Task statement:
Repeat each line of the material below exactly as it appears, minus any pictures.

^^^^^^^^^^^^^^^^

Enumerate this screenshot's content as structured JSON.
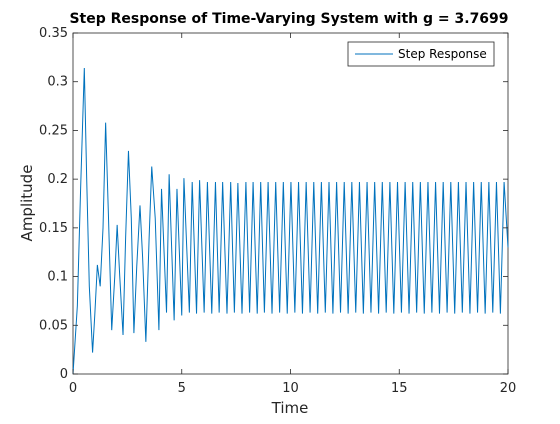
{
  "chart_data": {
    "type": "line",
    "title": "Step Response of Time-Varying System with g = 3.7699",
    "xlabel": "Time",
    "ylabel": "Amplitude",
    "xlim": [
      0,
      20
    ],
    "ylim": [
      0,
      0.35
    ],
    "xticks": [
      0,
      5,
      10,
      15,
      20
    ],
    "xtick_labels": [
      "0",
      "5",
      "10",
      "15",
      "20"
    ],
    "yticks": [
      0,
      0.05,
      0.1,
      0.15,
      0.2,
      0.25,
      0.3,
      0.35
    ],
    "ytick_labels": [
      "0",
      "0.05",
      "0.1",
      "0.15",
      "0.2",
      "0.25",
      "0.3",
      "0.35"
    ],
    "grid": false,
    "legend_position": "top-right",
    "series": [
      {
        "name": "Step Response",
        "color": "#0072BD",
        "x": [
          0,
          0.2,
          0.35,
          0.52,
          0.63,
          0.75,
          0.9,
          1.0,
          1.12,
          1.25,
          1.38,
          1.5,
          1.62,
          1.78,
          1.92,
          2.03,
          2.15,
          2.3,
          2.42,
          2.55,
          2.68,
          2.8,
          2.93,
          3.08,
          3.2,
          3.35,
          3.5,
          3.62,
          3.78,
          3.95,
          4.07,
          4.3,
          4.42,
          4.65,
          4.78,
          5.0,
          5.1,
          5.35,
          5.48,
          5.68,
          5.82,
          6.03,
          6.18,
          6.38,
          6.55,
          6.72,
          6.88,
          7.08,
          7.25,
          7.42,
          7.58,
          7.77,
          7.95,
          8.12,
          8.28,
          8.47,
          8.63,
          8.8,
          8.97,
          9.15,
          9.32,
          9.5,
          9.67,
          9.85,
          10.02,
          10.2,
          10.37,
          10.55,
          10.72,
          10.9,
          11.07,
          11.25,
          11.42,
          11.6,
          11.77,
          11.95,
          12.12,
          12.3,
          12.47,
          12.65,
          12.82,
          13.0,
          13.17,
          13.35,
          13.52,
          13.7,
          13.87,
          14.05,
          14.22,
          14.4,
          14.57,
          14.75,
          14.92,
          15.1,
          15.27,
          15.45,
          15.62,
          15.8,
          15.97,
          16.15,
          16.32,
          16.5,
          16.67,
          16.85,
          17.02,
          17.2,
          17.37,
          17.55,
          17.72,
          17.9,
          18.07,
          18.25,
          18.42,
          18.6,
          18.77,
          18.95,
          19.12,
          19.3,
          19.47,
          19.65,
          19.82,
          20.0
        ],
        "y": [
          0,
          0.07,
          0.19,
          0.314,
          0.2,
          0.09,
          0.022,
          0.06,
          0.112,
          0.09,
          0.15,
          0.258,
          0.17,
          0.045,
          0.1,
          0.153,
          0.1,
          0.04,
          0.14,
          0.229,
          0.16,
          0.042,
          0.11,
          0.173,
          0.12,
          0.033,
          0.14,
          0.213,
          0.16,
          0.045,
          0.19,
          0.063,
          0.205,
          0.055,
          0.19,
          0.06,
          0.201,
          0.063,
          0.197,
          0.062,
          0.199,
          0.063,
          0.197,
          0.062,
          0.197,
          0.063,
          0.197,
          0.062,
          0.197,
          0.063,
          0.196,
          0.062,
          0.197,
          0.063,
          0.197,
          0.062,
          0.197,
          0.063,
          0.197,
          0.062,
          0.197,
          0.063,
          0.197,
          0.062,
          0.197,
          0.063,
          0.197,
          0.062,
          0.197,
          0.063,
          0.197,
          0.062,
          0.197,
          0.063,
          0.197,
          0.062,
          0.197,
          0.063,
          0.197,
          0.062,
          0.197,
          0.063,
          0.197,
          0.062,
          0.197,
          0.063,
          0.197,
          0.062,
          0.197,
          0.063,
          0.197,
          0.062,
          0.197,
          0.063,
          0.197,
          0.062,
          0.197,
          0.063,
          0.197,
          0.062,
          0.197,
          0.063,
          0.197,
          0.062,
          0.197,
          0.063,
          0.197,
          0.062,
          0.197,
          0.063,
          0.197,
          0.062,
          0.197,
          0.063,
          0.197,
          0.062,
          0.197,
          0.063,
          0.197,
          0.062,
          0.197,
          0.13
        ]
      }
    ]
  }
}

^^^^^^^^^^^^^^^^

The output:
Enumerate this screenshot's content as structured JSON.
{
  "chart_data": {
    "type": "line",
    "title": "Step Response of Time-Varying System with g = 3.7699",
    "xlabel": "Time",
    "ylabel": "Amplitude",
    "xlim": [
      0,
      20
    ],
    "ylim": [
      0,
      0.35
    ],
    "xticks": [
      0,
      5,
      10,
      15,
      20
    ],
    "xtick_labels": [
      "0",
      "5",
      "10",
      "15",
      "20"
    ],
    "yticks": [
      0,
      0.05,
      0.1,
      0.15,
      0.2,
      0.25,
      0.3,
      0.35
    ],
    "ytick_labels": [
      "0",
      "0.05",
      "0.1",
      "0.15",
      "0.2",
      "0.25",
      "0.3",
      "0.35"
    ],
    "grid": false,
    "legend_position": "top-right",
    "series": [
      {
        "name": "Step Response",
        "color": "#0072BD",
        "x": [
          0,
          0.2,
          0.35,
          0.52,
          0.63,
          0.75,
          0.9,
          1.0,
          1.12,
          1.25,
          1.38,
          1.5,
          1.62,
          1.78,
          1.92,
          2.03,
          2.15,
          2.3,
          2.42,
          2.55,
          2.68,
          2.8,
          2.93,
          3.08,
          3.2,
          3.35,
          3.5,
          3.62,
          3.78,
          3.95,
          4.07,
          4.3,
          4.42,
          4.65,
          4.78,
          5.0,
          5.1,
          5.35,
          5.48,
          5.68,
          5.82,
          6.03,
          6.18,
          6.38,
          6.55,
          6.72,
          6.88,
          7.08,
          7.25,
          7.42,
          7.58,
          7.77,
          7.95,
          8.12,
          8.28,
          8.47,
          8.63,
          8.8,
          8.97,
          9.15,
          9.32,
          9.5,
          9.67,
          9.85,
          10.02,
          10.2,
          10.37,
          10.55,
          10.72,
          10.9,
          11.07,
          11.25,
          11.42,
          11.6,
          11.77,
          11.95,
          12.12,
          12.3,
          12.47,
          12.65,
          12.82,
          13.0,
          13.17,
          13.35,
          13.52,
          13.7,
          13.87,
          14.05,
          14.22,
          14.4,
          14.57,
          14.75,
          14.92,
          15.1,
          15.27,
          15.45,
          15.62,
          15.8,
          15.97,
          16.15,
          16.32,
          16.5,
          16.67,
          16.85,
          17.02,
          17.2,
          17.37,
          17.55,
          17.72,
          17.9,
          18.07,
          18.25,
          18.42,
          18.6,
          18.77,
          18.95,
          19.12,
          19.3,
          19.47,
          19.65,
          19.82,
          20.0
        ],
        "y": [
          0,
          0.07,
          0.19,
          0.314,
          0.2,
          0.09,
          0.022,
          0.06,
          0.112,
          0.09,
          0.15,
          0.258,
          0.17,
          0.045,
          0.1,
          0.153,
          0.1,
          0.04,
          0.14,
          0.229,
          0.16,
          0.042,
          0.11,
          0.173,
          0.12,
          0.033,
          0.14,
          0.213,
          0.16,
          0.045,
          0.19,
          0.063,
          0.205,
          0.055,
          0.19,
          0.06,
          0.201,
          0.063,
          0.197,
          0.062,
          0.199,
          0.063,
          0.197,
          0.062,
          0.197,
          0.063,
          0.197,
          0.062,
          0.197,
          0.063,
          0.196,
          0.062,
          0.197,
          0.063,
          0.197,
          0.062,
          0.197,
          0.063,
          0.197,
          0.062,
          0.197,
          0.063,
          0.197,
          0.062,
          0.197,
          0.063,
          0.197,
          0.062,
          0.197,
          0.063,
          0.197,
          0.062,
          0.197,
          0.063,
          0.197,
          0.062,
          0.197,
          0.063,
          0.197,
          0.062,
          0.197,
          0.063,
          0.197,
          0.062,
          0.197,
          0.063,
          0.197,
          0.062,
          0.197,
          0.063,
          0.197,
          0.062,
          0.197,
          0.063,
          0.197,
          0.062,
          0.197,
          0.063,
          0.197,
          0.062,
          0.197,
          0.063,
          0.197,
          0.062,
          0.197,
          0.063,
          0.197,
          0.062,
          0.197,
          0.063,
          0.197,
          0.062,
          0.197,
          0.063,
          0.197,
          0.062,
          0.197,
          0.063,
          0.197,
          0.062,
          0.197,
          0.13
        ]
      }
    ]
  }
}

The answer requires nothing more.